begin STORED ROWS

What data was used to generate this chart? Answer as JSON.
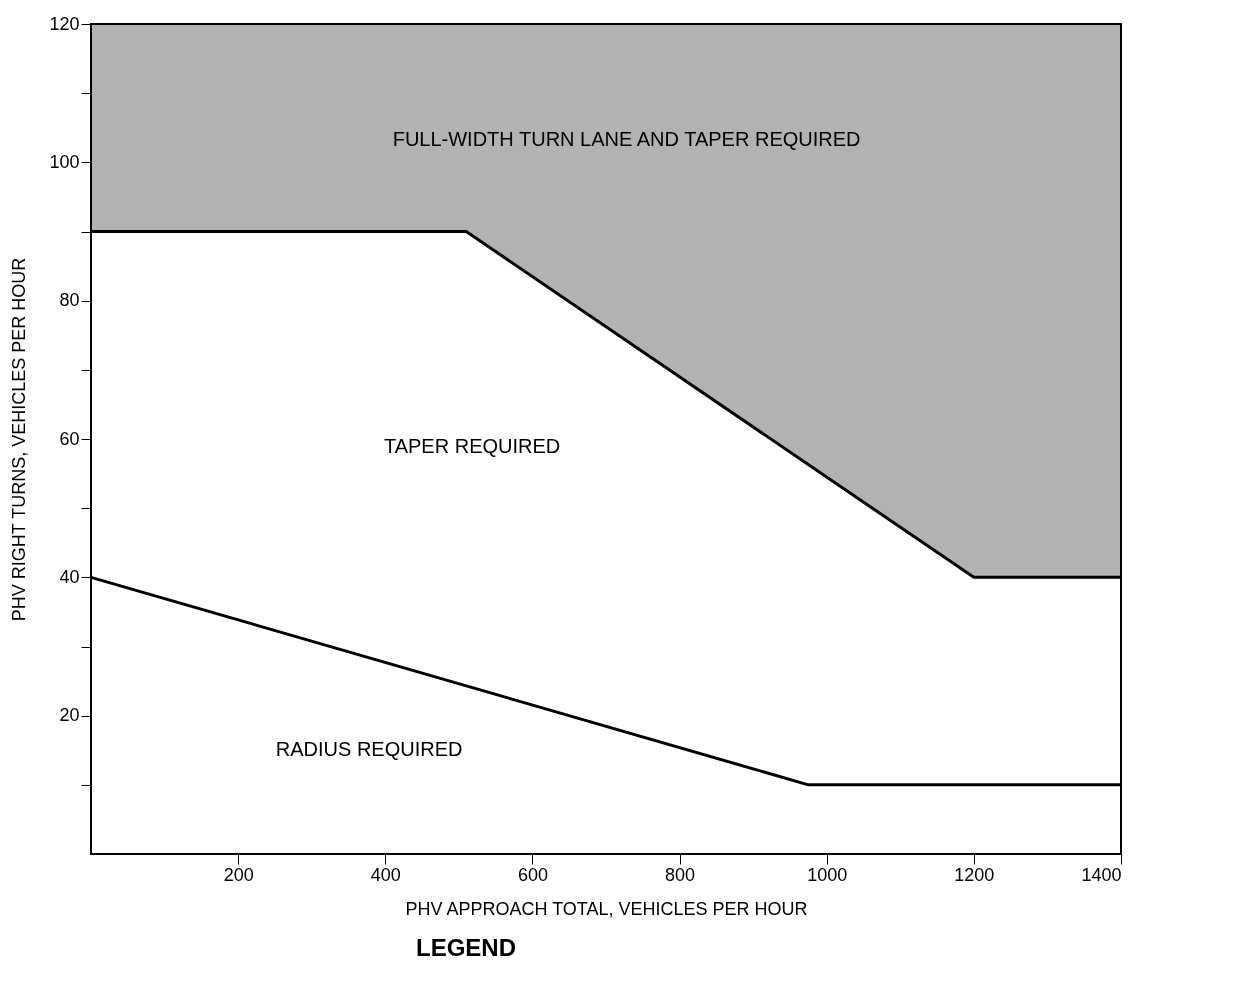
{
  "chart_data": {
    "type": "line",
    "xlabel": "PHV APPROACH TOTAL, VEHICLES PER HOUR",
    "ylabel": "PHV RIGHT TURNS, VEHICLES PER HOUR",
    "xlim": [
      0,
      1400
    ],
    "ylim": [
      0,
      120
    ],
    "xticks": [
      200,
      400,
      600,
      800,
      1000,
      1200,
      1400
    ],
    "yticks": [
      {
        "value": 10,
        "label": null
      },
      20,
      {
        "value": 30,
        "label": null
      },
      40,
      {
        "value": 50,
        "label": null
      },
      60,
      {
        "value": 70,
        "label": null
      },
      80,
      {
        "value": 90,
        "label": null
      },
      100,
      {
        "value": 110,
        "label": null
      },
      120
    ],
    "grid": false,
    "series": [
      {
        "color": "#000000",
        "x": [
          0,
          510,
          1200,
          1400
        ],
        "values": [
          90,
          90,
          40,
          40
        ],
        "lower": [
          90,
          90,
          40,
          40
        ],
        "upper": [
          120,
          120,
          120,
          120
        ]
      },
      {
        "color": "#000000",
        "x": [
          0,
          975,
          1400
        ],
        "values": [
          40,
          10,
          10
        ]
      }
    ],
    "annotations": [
      "FULL-WIDTH TURN LANE AND TAPER REQUIRED",
      "TAPER REQUIRED",
      "RADIUS REQUIRED",
      "LEGEND"
    ]
  }
}
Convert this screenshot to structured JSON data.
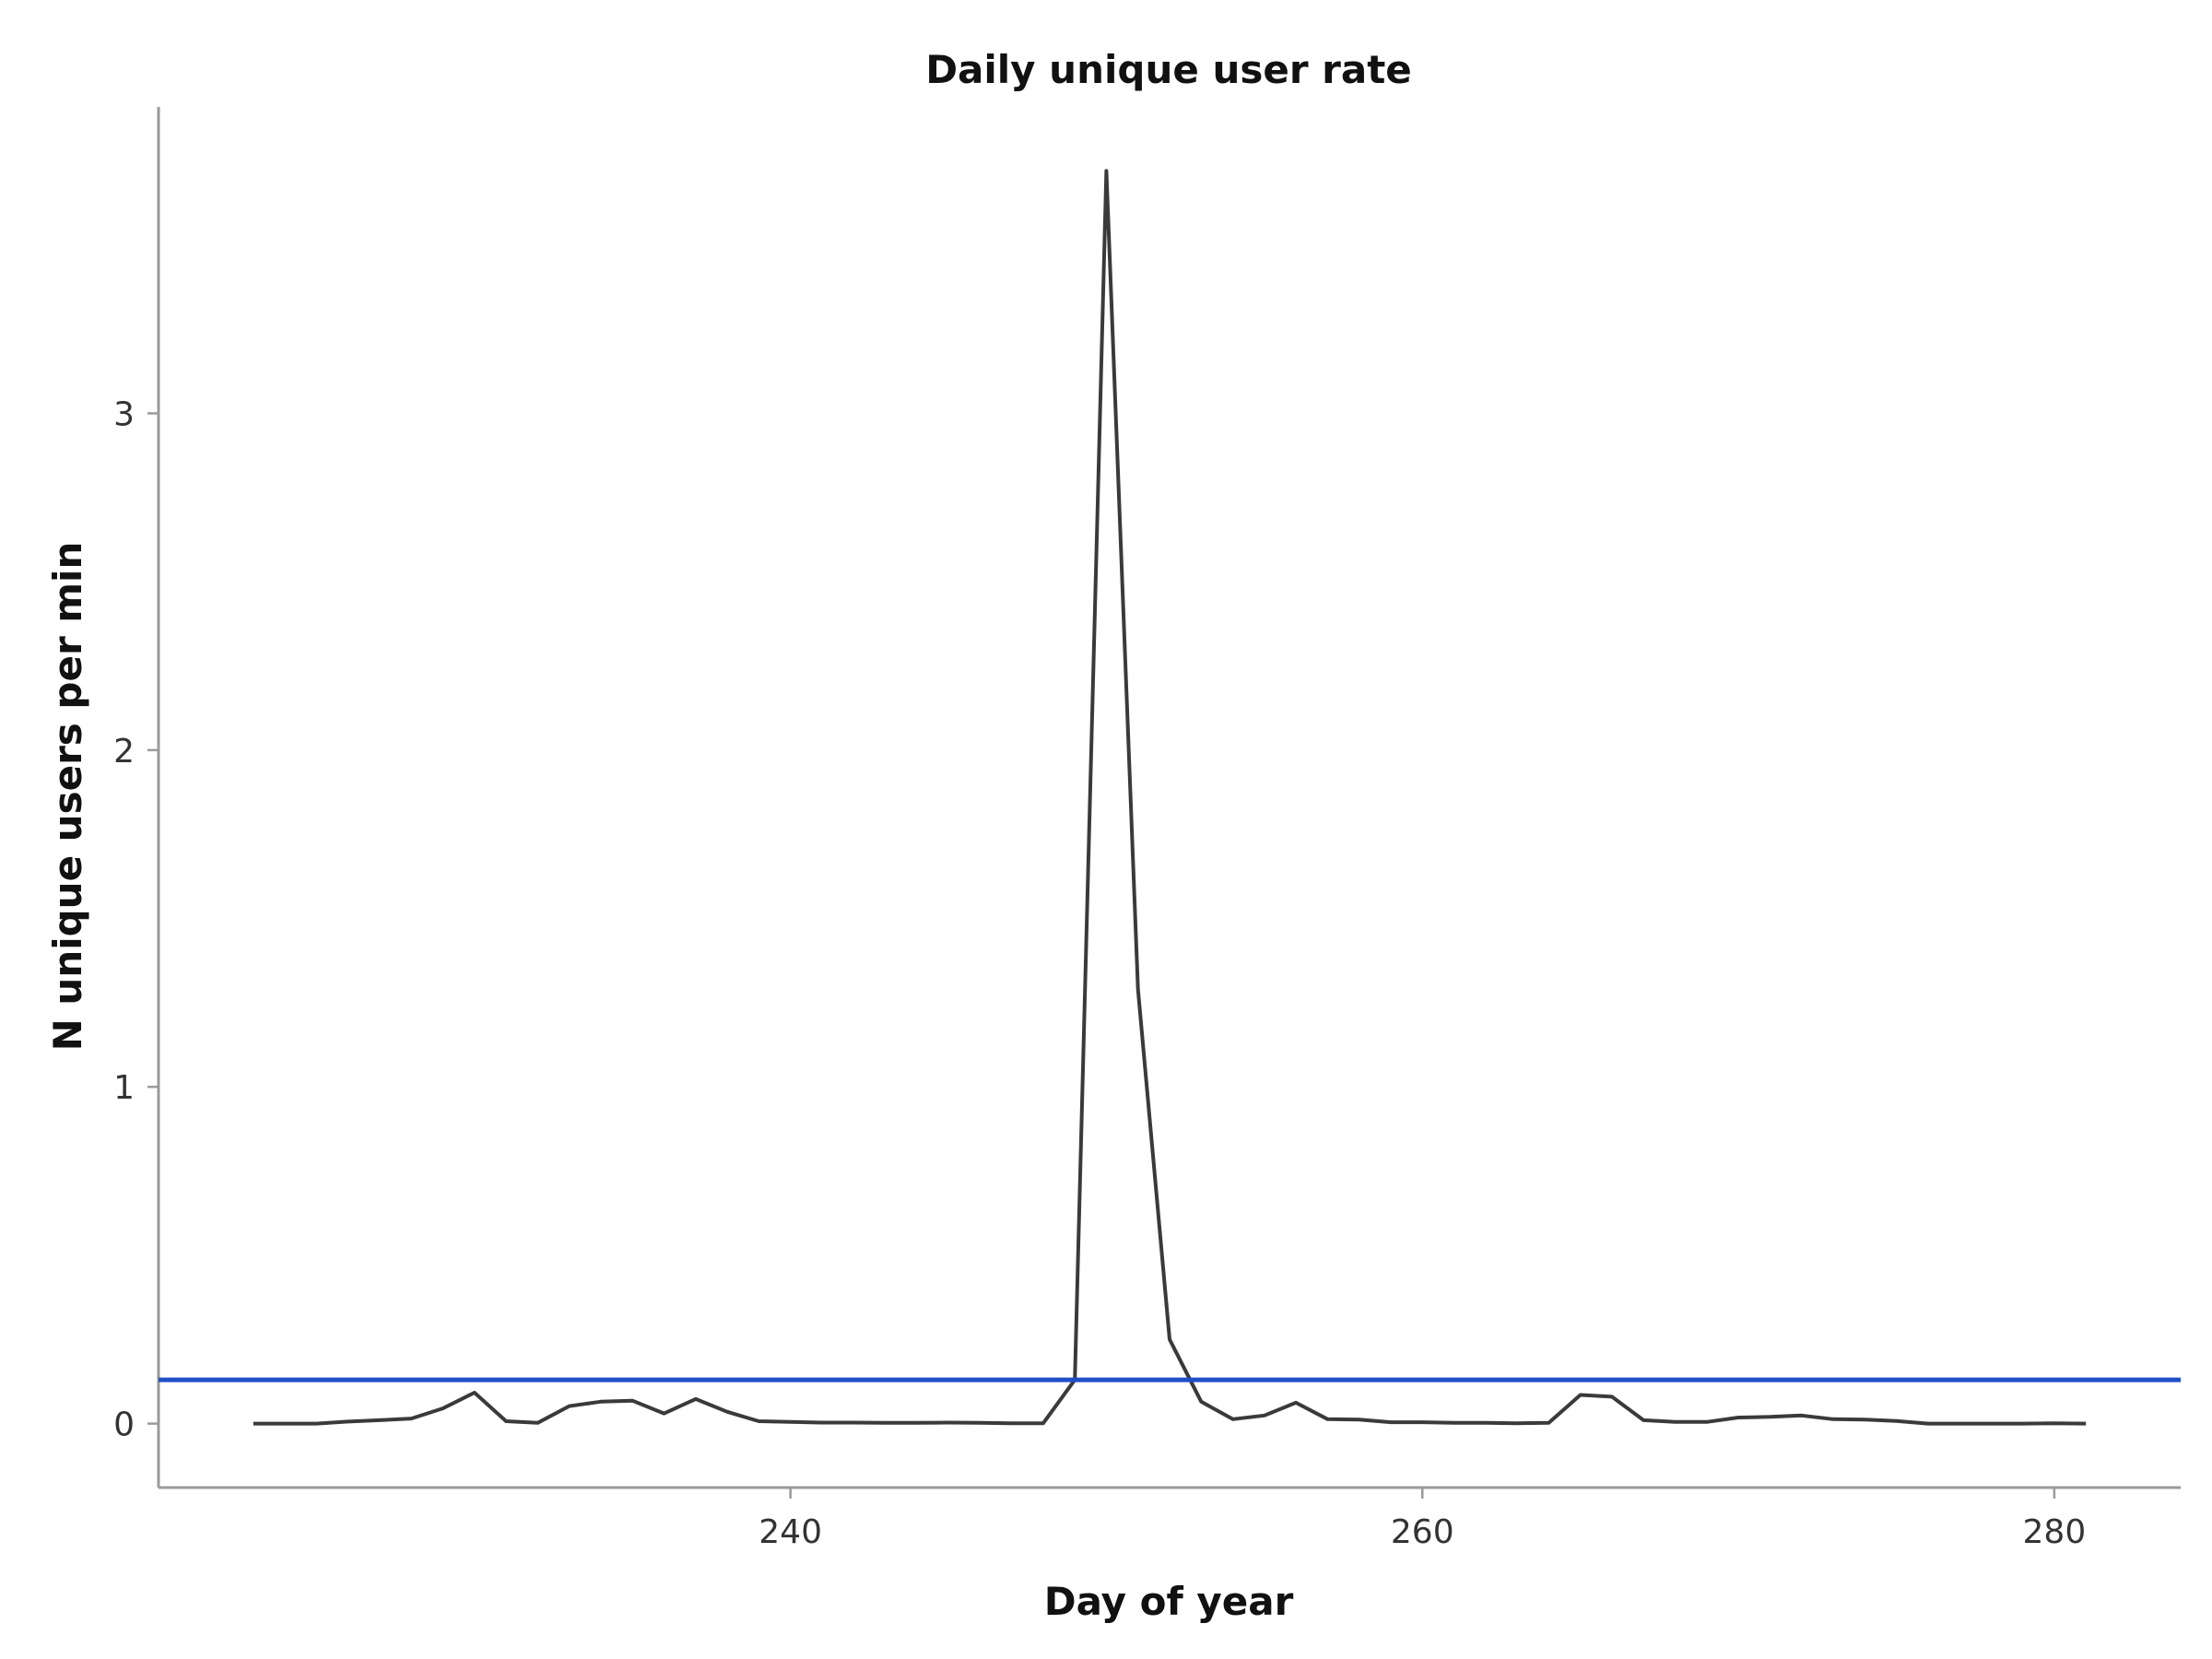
{
  "chart_data": {
    "type": "line",
    "title": "Daily unique user rate",
    "xlabel": "Day of year",
    "ylabel": "N unique users per min",
    "xlim": [
      220,
      284
    ],
    "ylim": [
      -0.19,
      3.91
    ],
    "xticks": [
      240,
      260,
      280
    ],
    "yticks": [
      0,
      1,
      2,
      3
    ],
    "grid": false,
    "series": [
      {
        "x": [
          223,
          224,
          225,
          226,
          227,
          228,
          229,
          230,
          231,
          232,
          233,
          234,
          235,
          236,
          237,
          238,
          239,
          240,
          241,
          242,
          243,
          244,
          245,
          246,
          247,
          248,
          249,
          250,
          251,
          252,
          253,
          254,
          255,
          256,
          257,
          258,
          259,
          260,
          261,
          262,
          263,
          264,
          265,
          266,
          267,
          268,
          269,
          270,
          271,
          272,
          273,
          274,
          275,
          276,
          277,
          278,
          279,
          280,
          281
        ],
        "y": [
          0.0,
          0.0,
          0.0,
          0.006,
          0.01,
          0.015,
          0.045,
          0.092,
          0.007,
          0.002,
          0.052,
          0.065,
          0.068,
          0.03,
          0.073,
          0.035,
          0.007,
          0.005,
          0.003,
          0.003,
          0.002,
          0.002,
          0.003,
          0.002,
          0.001,
          0.001,
          0.13,
          3.72,
          1.29,
          0.25,
          0.065,
          0.013,
          0.024,
          0.062,
          0.013,
          0.012,
          0.004,
          0.004,
          0.002,
          0.002,
          0.001,
          0.002,
          0.085,
          0.08,
          0.01,
          0.005,
          0.005,
          0.018,
          0.02,
          0.024,
          0.013,
          0.012,
          0.008,
          0.0,
          0.0,
          0.0,
          0.0,
          0.001,
          0.0
        ],
        "color": "#3a3a3a"
      }
    ],
    "reference_lines": [
      {
        "orientation": "horizontal",
        "y": 0.13,
        "color": "#1f4fc8"
      }
    ]
  }
}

end STORED ROWS

Return the whole listing, word for word, and leave out every picture.

What data was used to generate this chart? Answer as JSON.
{
  "chart_data": {
    "type": "line",
    "xlabel": "PHV APPROACH TOTAL, VEHICLES PER HOUR",
    "ylabel": "PHV RIGHT TURNS, VEHICLES PER HOUR",
    "xlim": [
      0,
      1400
    ],
    "ylim": [
      0,
      120
    ],
    "xticks": [
      200,
      400,
      600,
      800,
      1000,
      1200,
      1400
    ],
    "yticks": [
      {
        "value": 10,
        "label": null
      },
      20,
      {
        "value": 30,
        "label": null
      },
      40,
      {
        "value": 50,
        "label": null
      },
      60,
      {
        "value": 70,
        "label": null
      },
      80,
      {
        "value": 90,
        "label": null
      },
      100,
      {
        "value": 110,
        "label": null
      },
      120
    ],
    "grid": false,
    "series": [
      {
        "color": "#000000",
        "x": [
          0,
          510,
          1200,
          1400
        ],
        "values": [
          90,
          90,
          40,
          40
        ],
        "lower": [
          90,
          90,
          40,
          40
        ],
        "upper": [
          120,
          120,
          120,
          120
        ]
      },
      {
        "color": "#000000",
        "x": [
          0,
          975,
          1400
        ],
        "values": [
          40,
          10,
          10
        ]
      }
    ],
    "annotations": [
      "FULL-WIDTH TURN LANE AND TAPER REQUIRED",
      "TAPER REQUIRED",
      "RADIUS REQUIRED",
      "LEGEND"
    ]
  }
}
Convert this screenshot to structured JSON data.
{
  "chart_data": {
    "type": "line",
    "title": "Daily unique user rate",
    "xlabel": "Day of year",
    "ylabel": "N unique users per min",
    "xlim": [
      220,
      284
    ],
    "ylim": [
      -0.19,
      3.91
    ],
    "xticks": [
      240,
      260,
      280
    ],
    "yticks": [
      0,
      1,
      2,
      3
    ],
    "grid": false,
    "series": [
      {
        "x": [
          223,
          224,
          225,
          226,
          227,
          228,
          229,
          230,
          231,
          232,
          233,
          234,
          235,
          236,
          237,
          238,
          239,
          240,
          241,
          242,
          243,
          244,
          245,
          246,
          247,
          248,
          249,
          250,
          251,
          252,
          253,
          254,
          255,
          256,
          257,
          258,
          259,
          260,
          261,
          262,
          263,
          264,
          265,
          266,
          267,
          268,
          269,
          270,
          271,
          272,
          273,
          274,
          275,
          276,
          277,
          278,
          279,
          280,
          281
        ],
        "y": [
          0.0,
          0.0,
          0.0,
          0.006,
          0.01,
          0.015,
          0.045,
          0.092,
          0.007,
          0.002,
          0.052,
          0.065,
          0.068,
          0.03,
          0.073,
          0.035,
          0.007,
          0.005,
          0.003,
          0.003,
          0.002,
          0.002,
          0.003,
          0.002,
          0.001,
          0.001,
          0.13,
          3.72,
          1.29,
          0.25,
          0.065,
          0.013,
          0.024,
          0.062,
          0.013,
          0.012,
          0.004,
          0.004,
          0.002,
          0.002,
          0.001,
          0.002,
          0.085,
          0.08,
          0.01,
          0.005,
          0.005,
          0.018,
          0.02,
          0.024,
          0.013,
          0.012,
          0.008,
          0.0,
          0.0,
          0.0,
          0.0,
          0.001,
          0.0
        ],
        "color": "#3a3a3a"
      }
    ],
    "reference_lines": [
      {
        "orientation": "horizontal",
        "y": 0.13,
        "color": "#1f4fc8"
      }
    ]
  }
}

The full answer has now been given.